▶ [PROBLEM STATEMENT]: Please reproduce the data below word for word, from its first line up to and including the line with "legend-label: Spain: [1132, 523, 1171, 541]".

[START OF LISTED RECORDS]

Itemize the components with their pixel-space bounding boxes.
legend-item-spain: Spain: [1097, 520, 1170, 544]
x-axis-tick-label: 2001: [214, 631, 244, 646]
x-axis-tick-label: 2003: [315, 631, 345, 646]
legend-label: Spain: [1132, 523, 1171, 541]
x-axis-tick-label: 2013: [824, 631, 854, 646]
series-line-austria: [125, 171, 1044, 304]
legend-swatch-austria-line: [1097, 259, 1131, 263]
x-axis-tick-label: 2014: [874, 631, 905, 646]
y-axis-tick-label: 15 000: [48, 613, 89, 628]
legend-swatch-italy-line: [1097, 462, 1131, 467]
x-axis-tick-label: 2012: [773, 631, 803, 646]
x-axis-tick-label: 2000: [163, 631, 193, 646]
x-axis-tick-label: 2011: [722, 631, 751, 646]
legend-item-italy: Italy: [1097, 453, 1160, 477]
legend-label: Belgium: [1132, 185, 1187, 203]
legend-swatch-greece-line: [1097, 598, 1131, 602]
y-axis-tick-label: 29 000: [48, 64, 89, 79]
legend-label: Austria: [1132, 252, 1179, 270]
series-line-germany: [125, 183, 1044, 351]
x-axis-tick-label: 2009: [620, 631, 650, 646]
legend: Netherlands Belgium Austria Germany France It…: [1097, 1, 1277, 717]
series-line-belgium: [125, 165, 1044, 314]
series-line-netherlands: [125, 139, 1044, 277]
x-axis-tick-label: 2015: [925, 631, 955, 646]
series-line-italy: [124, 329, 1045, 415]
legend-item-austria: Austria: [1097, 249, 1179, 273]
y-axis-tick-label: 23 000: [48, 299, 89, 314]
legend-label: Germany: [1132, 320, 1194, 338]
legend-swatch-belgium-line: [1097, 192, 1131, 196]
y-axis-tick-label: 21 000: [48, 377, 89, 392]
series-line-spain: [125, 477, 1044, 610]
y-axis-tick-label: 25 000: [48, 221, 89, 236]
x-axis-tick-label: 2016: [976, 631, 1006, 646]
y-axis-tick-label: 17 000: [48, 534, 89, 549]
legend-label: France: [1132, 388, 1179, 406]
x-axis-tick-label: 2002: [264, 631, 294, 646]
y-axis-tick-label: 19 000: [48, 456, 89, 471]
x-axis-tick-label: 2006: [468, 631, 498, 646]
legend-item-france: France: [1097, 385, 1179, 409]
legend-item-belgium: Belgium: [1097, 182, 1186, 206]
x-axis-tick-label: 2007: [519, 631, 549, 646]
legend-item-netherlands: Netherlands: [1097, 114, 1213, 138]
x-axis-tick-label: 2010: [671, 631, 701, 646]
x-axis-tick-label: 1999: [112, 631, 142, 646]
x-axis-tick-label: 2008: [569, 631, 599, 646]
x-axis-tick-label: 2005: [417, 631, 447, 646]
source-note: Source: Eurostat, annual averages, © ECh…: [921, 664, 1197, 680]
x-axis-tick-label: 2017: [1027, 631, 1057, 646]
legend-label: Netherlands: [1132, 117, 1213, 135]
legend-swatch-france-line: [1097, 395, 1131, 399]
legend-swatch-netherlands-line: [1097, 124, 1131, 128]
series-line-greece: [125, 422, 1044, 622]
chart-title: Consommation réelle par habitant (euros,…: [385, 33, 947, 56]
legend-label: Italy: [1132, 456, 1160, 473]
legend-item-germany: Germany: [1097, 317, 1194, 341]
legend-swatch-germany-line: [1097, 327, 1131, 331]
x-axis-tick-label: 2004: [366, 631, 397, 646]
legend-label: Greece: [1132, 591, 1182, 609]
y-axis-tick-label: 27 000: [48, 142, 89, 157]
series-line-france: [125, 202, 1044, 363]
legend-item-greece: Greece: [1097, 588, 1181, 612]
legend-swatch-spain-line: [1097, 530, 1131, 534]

[END OF LISTED RECORDS]

▶ [EXERCISE RESULT]:
Itemize the components with their pixel-space bounding boxes.
legend-item-spain: Spain: [1097, 520, 1170, 544]
x-axis-tick-label: 2001: [214, 631, 244, 646]
x-axis-tick-label: 2003: [315, 631, 345, 646]
legend-label: Spain: [1132, 523, 1171, 541]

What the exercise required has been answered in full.